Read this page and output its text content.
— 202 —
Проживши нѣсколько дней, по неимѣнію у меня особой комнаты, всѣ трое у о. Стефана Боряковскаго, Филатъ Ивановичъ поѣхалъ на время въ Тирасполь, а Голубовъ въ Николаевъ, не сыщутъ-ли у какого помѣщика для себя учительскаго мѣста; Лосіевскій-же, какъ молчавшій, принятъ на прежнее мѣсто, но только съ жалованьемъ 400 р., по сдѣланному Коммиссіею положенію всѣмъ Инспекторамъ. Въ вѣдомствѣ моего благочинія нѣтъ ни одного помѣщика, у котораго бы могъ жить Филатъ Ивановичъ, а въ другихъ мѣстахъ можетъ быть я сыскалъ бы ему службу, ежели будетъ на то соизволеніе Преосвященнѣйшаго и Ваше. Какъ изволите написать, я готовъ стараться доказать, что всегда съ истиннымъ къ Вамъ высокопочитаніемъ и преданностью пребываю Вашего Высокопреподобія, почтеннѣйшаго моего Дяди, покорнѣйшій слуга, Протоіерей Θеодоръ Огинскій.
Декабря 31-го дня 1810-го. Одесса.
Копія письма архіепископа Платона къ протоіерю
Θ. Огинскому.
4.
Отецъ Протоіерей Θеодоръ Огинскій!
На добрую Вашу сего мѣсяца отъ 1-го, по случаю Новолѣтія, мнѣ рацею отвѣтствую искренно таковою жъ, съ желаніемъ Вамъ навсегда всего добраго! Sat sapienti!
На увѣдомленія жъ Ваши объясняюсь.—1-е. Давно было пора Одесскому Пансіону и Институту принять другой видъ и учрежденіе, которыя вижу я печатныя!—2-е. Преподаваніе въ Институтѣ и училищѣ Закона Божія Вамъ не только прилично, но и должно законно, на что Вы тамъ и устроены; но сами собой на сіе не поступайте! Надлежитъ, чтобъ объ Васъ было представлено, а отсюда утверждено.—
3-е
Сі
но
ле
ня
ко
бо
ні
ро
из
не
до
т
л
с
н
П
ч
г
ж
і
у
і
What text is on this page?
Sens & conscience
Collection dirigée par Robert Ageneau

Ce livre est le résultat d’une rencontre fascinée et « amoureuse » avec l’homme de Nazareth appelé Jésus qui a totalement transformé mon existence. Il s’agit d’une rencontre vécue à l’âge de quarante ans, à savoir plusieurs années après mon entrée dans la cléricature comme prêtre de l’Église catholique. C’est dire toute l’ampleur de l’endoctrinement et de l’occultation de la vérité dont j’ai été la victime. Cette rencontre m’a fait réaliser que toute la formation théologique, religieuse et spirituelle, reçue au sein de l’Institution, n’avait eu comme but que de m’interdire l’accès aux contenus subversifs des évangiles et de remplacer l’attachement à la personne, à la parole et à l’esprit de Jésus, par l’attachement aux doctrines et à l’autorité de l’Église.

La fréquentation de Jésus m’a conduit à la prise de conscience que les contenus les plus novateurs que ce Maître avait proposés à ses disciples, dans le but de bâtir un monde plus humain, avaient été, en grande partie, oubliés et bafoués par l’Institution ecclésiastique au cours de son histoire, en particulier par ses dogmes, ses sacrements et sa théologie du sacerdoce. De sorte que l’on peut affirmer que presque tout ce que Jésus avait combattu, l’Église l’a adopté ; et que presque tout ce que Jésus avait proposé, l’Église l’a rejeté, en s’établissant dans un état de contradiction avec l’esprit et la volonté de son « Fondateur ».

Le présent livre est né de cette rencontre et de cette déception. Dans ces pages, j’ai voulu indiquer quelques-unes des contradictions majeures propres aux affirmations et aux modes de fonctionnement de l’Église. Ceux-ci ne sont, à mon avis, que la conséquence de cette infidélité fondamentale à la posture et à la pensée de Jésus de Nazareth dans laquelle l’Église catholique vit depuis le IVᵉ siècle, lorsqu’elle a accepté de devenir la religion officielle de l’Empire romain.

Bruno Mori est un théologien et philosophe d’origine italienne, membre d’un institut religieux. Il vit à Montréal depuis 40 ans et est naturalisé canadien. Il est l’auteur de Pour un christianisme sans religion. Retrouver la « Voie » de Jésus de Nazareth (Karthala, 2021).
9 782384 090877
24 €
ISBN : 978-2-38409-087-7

→ Task brief
From the records above, report the count of lines containing "conscience" and nothing more.

→ Answer below
2